- _Data records_:
-- start --

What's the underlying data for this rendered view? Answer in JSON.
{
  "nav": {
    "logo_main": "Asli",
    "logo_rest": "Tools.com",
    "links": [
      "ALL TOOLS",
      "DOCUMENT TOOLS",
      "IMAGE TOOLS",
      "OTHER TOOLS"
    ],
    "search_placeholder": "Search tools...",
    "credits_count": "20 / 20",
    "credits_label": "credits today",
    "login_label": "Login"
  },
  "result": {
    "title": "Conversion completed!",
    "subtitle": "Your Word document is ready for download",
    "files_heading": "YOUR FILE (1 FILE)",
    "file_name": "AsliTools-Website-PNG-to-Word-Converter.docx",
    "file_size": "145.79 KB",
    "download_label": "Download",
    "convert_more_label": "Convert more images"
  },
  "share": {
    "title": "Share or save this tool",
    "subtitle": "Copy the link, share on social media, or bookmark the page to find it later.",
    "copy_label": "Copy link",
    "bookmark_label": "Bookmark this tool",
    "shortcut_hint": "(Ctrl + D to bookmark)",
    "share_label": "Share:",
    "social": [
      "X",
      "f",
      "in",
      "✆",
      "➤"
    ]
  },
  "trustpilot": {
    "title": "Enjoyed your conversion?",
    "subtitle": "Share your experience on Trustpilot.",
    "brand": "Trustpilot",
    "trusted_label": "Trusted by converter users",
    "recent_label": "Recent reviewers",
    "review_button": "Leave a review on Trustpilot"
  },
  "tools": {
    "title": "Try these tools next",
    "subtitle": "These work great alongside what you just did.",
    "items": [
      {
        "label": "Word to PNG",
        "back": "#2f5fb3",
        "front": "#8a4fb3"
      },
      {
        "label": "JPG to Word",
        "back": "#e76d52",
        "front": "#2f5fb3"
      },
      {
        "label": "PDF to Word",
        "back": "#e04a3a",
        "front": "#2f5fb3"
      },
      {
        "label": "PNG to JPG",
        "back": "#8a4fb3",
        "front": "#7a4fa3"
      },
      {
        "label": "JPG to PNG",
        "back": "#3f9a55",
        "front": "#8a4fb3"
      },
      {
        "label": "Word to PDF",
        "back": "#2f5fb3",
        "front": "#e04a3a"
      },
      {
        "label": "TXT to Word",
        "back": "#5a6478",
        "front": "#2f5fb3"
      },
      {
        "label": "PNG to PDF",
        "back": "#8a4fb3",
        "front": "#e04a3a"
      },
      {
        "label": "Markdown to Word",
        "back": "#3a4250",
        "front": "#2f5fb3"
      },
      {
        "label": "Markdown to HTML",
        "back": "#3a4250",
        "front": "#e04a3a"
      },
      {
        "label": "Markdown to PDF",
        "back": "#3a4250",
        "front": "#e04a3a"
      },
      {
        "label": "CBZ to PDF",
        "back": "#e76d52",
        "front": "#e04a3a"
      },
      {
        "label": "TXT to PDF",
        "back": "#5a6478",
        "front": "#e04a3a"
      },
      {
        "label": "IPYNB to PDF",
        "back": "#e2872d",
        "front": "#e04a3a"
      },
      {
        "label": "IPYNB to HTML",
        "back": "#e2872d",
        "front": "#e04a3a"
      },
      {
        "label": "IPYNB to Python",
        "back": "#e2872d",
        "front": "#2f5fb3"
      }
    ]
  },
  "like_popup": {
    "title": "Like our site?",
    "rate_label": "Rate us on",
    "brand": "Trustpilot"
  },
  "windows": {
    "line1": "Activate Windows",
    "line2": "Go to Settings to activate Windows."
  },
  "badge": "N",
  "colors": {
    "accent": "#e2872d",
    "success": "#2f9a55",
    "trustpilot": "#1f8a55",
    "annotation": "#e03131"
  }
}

-- end --

- _What is needed_:
List all lines holding the string "Word".

- _Result_:
    "subtitle": "Your Word document is ready for download",
    "file_name": "AsliTools-Website-PNG-to-Word-Converter.docx",
        "label": "Word to PNG",
        "label": "JPG to Word",
        "label": "PDF to Word",
        "label": "Word to PDF",
        "label": "TXT to Word",
        "label": "Markdown to Word",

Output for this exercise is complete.